Given task:
For each line of the data below that holds "être", copy the line.

Records provided:

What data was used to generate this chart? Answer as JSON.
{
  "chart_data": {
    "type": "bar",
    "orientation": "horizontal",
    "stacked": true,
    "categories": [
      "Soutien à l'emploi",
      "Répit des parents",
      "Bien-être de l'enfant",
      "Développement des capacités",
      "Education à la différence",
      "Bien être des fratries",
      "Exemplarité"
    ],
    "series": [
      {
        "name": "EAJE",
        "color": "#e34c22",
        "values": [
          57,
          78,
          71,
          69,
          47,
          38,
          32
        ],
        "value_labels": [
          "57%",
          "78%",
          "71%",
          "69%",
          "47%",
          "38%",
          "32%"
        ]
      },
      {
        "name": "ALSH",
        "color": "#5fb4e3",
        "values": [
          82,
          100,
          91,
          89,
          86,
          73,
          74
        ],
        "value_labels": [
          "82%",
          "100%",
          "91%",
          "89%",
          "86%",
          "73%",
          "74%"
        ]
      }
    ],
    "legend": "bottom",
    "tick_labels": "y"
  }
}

Exercise response:
      "Bien-être de l'enfant",
      "Bien être des fratries",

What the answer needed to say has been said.